Extracted data entries:
◇ ◇ ◇ ◇

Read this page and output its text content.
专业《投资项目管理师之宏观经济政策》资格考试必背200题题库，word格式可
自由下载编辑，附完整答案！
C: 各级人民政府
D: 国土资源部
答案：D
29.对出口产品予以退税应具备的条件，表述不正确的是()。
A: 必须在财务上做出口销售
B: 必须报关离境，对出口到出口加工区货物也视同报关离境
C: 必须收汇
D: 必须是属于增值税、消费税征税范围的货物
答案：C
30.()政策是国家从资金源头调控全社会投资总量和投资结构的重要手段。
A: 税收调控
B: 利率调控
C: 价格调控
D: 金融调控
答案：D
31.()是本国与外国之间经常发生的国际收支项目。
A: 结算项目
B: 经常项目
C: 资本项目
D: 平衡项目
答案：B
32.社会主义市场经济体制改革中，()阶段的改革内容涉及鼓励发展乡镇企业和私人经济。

◇ ◇ ◇ ◇

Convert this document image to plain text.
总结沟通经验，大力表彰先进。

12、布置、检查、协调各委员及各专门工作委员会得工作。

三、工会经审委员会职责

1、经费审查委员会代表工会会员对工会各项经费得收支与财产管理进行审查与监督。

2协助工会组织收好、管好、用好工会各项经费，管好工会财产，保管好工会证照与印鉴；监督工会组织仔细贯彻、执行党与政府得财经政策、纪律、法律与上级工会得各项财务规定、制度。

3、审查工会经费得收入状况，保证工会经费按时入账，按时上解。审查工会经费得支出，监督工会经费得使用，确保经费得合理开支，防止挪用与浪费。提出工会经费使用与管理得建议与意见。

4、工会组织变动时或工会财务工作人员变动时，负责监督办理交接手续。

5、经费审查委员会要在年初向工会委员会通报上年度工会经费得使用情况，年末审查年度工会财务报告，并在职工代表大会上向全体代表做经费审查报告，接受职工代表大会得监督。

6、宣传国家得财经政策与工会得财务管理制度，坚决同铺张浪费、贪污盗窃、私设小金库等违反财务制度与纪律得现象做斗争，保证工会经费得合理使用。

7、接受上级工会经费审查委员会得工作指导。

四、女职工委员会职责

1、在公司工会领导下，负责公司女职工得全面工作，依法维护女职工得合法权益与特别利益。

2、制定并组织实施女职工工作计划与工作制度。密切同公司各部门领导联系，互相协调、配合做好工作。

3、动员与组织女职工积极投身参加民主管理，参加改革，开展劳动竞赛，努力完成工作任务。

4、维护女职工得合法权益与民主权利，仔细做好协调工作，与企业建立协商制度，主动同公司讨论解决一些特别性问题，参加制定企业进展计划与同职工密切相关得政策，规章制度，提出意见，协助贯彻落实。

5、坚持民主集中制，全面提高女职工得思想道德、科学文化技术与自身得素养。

◇ ◇ ◇ ◇

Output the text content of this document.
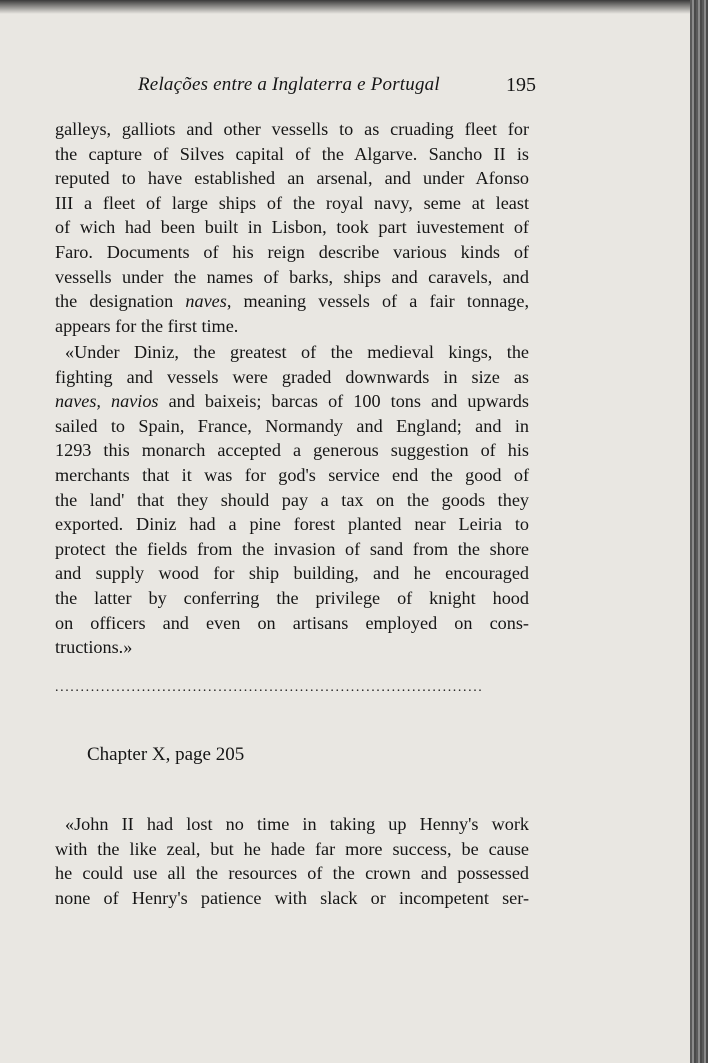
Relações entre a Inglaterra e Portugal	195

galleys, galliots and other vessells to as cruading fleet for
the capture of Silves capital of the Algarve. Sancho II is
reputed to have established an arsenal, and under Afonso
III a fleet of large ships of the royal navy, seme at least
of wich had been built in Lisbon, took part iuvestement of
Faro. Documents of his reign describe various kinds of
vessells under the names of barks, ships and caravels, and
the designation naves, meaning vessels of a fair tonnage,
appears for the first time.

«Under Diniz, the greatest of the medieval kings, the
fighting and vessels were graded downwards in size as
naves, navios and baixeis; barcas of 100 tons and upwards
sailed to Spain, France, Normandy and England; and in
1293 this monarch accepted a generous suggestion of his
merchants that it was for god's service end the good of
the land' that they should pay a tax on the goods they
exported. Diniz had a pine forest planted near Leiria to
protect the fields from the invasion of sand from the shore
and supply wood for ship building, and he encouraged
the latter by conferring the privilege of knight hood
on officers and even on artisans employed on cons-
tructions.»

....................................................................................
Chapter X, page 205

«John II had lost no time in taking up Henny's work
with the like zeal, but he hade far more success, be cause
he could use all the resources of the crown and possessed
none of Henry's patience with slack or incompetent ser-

◇ ◇ ◇ ◇

Required work: Each line above that holds the string "vessells" should be copied and shown.

Complete answer:
galleys, galliots and other vessells to as cruading fleet for
vessells under the names of barks, ships and caravels, and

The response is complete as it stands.